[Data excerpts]
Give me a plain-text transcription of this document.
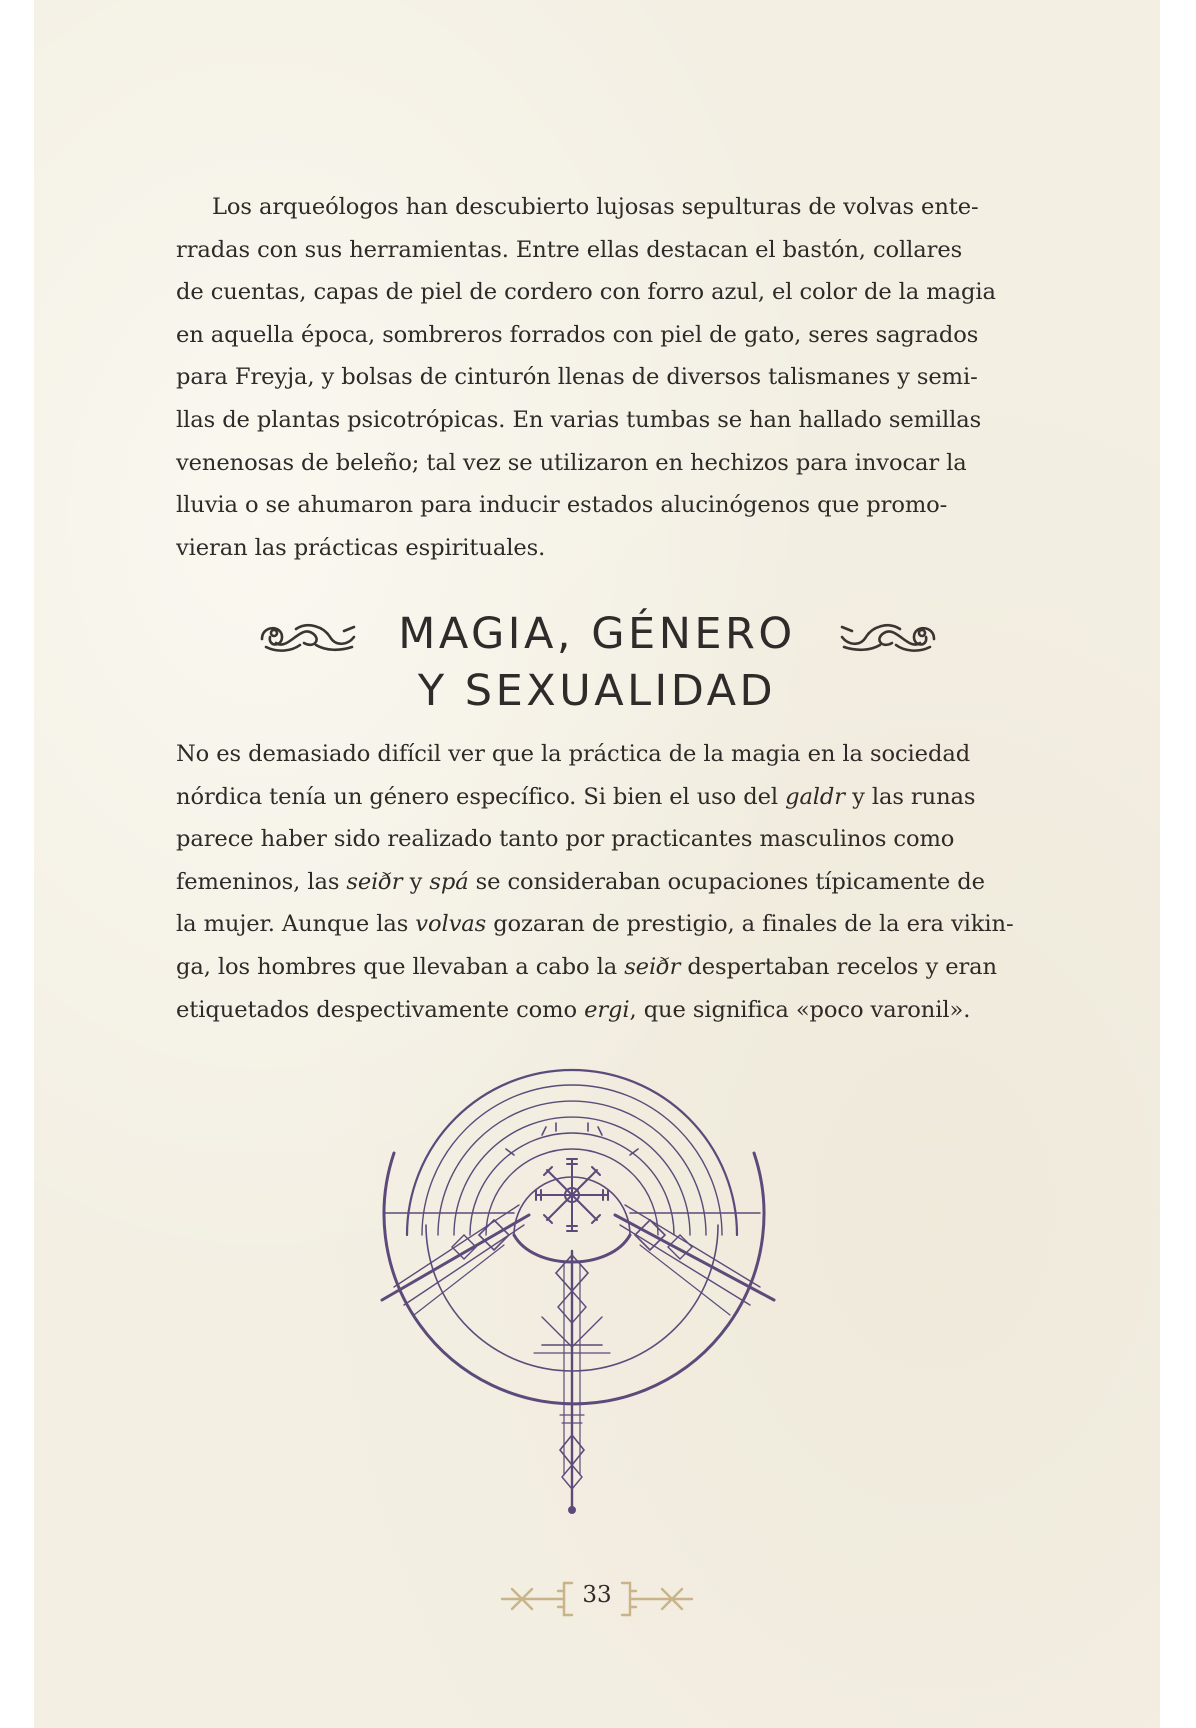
Los arqueólogos han descubierto lujosas sepulturas de volvas ente-
rradas con sus herramientas. Entre ellas destacan el bastón, collares
de cuentas, capas de piel de cordero con forro azul, el color de la magia
en aquella época, sombreros forrados con piel de gato, seres sagrados
para Freyja, y bolsas de cinturón llenas de diversos talismanes y semi-
llas de plantas psicotrópicas. En varias tumbas se han hallado semillas
venenosas de beleño; tal vez se utilizaron en hechizos para invocar la
lluvia o se ahumaron para inducir estados alucinógenos que promo-
vieran las prácticas espirituales.

MAGIA, GÉNERO
Y SEXUALIDAD

No es demasiado difícil ver que la práctica de la magia en la sociedad
nórdica tenía un género específico. Si bien el uso del galdr y las runas
parece haber sido realizado tanto por practicantes masculinos como
femeninos, las seiðr y spá se consideraban ocupaciones típicamente de
la mujer. Aunque las volvas gozaran de prestigio, a finales de la era vikin-
ga, los hombres que llevaban a cabo la seiðr despertaban recelos y eran
etiquetados despectivamente como ergi, que significa «poco varonil».

33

* **Task description**
From the entries above, copy out every line where the string "volvas" appears.

* **Result below**
Los arqueólogos han descubierto lujosas sepulturas de volvas ente-
la mujer. Aunque las volvas gozaran de prestigio, a finales de la era vikin-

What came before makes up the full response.